▸ Exercise objective: Work through the records below and tally every line containing "text". Reply with the total alone.

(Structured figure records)
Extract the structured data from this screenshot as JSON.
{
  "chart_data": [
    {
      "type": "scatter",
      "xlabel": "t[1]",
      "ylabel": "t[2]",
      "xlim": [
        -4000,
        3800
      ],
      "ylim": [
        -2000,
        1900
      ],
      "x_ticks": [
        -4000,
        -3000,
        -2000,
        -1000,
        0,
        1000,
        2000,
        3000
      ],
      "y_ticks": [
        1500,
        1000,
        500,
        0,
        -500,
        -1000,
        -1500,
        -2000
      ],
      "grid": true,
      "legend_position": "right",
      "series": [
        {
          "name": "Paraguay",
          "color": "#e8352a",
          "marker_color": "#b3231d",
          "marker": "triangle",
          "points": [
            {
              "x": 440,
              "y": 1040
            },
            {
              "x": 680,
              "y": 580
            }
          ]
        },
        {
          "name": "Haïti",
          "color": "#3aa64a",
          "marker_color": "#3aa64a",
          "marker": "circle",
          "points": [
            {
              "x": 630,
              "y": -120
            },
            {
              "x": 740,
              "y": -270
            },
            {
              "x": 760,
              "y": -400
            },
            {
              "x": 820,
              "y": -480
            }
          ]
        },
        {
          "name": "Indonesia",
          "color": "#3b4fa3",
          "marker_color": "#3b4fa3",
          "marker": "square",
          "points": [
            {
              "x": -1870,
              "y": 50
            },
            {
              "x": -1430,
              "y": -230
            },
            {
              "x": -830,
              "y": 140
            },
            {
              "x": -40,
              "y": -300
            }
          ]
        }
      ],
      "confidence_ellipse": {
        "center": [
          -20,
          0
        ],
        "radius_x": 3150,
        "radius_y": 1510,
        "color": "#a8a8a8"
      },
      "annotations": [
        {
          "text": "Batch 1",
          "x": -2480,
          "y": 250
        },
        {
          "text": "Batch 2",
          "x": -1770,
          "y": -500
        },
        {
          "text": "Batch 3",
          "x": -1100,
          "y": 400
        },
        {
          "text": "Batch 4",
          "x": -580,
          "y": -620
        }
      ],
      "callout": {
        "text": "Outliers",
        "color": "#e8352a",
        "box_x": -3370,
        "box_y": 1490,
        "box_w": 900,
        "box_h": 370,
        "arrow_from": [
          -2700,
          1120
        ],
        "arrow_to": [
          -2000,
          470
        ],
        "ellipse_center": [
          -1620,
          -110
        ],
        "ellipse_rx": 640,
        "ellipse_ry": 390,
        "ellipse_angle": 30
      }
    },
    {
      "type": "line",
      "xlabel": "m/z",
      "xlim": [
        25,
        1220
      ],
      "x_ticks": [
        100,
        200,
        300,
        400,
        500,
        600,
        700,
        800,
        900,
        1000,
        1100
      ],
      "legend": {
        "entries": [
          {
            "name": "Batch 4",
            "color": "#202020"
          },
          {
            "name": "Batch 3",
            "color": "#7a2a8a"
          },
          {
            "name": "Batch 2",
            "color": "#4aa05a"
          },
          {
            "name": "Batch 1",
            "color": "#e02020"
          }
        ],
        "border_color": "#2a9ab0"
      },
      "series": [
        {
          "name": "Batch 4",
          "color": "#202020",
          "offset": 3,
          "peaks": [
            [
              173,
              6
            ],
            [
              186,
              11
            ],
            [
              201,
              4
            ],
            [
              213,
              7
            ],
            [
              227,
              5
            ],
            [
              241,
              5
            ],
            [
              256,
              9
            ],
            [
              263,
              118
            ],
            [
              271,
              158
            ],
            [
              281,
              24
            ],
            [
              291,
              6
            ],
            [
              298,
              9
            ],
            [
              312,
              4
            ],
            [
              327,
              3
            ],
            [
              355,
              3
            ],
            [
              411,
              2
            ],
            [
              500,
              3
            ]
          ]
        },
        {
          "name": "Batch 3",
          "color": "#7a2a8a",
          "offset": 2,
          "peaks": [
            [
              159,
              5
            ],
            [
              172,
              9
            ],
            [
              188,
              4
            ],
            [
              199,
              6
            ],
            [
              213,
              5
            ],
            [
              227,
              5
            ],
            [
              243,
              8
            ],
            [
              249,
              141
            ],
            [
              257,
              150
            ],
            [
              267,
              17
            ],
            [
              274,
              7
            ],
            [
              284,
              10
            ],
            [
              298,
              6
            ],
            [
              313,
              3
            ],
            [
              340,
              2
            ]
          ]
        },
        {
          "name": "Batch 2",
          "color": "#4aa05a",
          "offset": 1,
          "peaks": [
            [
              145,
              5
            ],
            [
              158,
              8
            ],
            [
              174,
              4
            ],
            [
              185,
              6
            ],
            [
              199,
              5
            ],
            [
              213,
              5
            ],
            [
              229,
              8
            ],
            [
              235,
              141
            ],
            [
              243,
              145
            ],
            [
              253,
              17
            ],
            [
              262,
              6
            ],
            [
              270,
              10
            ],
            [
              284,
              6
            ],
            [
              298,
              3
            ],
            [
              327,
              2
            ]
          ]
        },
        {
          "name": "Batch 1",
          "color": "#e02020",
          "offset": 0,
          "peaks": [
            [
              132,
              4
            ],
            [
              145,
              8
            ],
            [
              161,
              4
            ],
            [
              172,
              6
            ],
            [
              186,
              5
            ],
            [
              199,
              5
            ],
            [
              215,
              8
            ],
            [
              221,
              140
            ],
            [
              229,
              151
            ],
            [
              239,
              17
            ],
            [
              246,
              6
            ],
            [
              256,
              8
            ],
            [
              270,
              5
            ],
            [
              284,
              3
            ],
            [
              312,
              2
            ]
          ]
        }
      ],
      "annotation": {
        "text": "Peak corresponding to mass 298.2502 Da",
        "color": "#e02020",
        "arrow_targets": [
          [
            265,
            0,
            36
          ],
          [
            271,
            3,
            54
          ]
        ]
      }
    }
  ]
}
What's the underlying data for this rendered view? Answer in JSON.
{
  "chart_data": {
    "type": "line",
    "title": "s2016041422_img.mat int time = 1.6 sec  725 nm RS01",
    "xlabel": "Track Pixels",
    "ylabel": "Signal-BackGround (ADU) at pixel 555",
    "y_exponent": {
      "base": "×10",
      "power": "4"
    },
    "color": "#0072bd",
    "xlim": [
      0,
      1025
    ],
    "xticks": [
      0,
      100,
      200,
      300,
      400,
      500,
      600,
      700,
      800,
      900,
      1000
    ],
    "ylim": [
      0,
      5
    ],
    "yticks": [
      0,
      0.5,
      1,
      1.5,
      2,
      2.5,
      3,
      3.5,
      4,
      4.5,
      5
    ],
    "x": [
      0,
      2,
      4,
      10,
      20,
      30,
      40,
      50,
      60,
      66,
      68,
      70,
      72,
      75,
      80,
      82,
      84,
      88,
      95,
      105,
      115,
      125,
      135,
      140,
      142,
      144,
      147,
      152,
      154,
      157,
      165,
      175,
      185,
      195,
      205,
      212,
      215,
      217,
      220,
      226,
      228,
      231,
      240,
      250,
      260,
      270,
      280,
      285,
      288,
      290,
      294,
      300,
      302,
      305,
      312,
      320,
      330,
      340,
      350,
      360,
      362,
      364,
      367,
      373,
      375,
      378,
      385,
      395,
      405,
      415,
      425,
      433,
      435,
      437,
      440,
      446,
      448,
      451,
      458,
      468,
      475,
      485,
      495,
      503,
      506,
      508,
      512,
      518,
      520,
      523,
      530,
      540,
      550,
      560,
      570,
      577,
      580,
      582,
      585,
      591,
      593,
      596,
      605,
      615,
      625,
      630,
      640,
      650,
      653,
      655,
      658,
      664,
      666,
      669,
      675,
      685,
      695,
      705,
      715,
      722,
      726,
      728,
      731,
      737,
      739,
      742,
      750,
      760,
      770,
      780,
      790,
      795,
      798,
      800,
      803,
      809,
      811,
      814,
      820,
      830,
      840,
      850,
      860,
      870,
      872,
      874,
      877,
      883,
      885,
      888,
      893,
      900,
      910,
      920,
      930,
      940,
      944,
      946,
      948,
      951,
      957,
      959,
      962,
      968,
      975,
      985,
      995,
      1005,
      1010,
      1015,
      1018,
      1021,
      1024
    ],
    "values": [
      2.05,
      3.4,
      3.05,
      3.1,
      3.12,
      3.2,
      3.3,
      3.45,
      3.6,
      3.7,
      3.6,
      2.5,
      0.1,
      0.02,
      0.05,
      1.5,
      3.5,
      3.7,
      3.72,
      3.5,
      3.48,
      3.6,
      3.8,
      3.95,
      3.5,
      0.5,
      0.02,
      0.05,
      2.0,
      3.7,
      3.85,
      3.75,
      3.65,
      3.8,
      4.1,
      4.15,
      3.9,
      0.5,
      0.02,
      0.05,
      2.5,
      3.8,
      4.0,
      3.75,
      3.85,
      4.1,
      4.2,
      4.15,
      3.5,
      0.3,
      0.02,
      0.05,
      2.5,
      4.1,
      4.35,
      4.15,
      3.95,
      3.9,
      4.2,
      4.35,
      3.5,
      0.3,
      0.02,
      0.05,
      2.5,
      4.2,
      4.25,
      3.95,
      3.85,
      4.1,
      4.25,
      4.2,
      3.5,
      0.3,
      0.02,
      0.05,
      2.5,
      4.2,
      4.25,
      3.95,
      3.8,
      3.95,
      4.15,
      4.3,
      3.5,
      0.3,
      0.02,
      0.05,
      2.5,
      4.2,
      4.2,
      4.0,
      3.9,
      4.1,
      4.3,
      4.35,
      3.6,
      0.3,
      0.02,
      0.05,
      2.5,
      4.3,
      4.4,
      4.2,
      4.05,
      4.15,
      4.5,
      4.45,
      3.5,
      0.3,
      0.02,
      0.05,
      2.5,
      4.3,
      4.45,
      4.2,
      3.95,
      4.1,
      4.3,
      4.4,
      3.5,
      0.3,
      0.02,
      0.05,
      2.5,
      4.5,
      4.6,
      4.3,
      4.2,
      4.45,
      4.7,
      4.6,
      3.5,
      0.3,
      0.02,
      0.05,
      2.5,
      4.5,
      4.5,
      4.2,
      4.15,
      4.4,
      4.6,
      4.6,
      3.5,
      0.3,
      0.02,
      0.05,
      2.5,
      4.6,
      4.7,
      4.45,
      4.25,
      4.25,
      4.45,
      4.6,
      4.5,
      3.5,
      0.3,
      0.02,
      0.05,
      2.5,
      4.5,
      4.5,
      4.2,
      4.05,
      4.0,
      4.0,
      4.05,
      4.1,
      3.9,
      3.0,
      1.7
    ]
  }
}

▸ Right answer: 6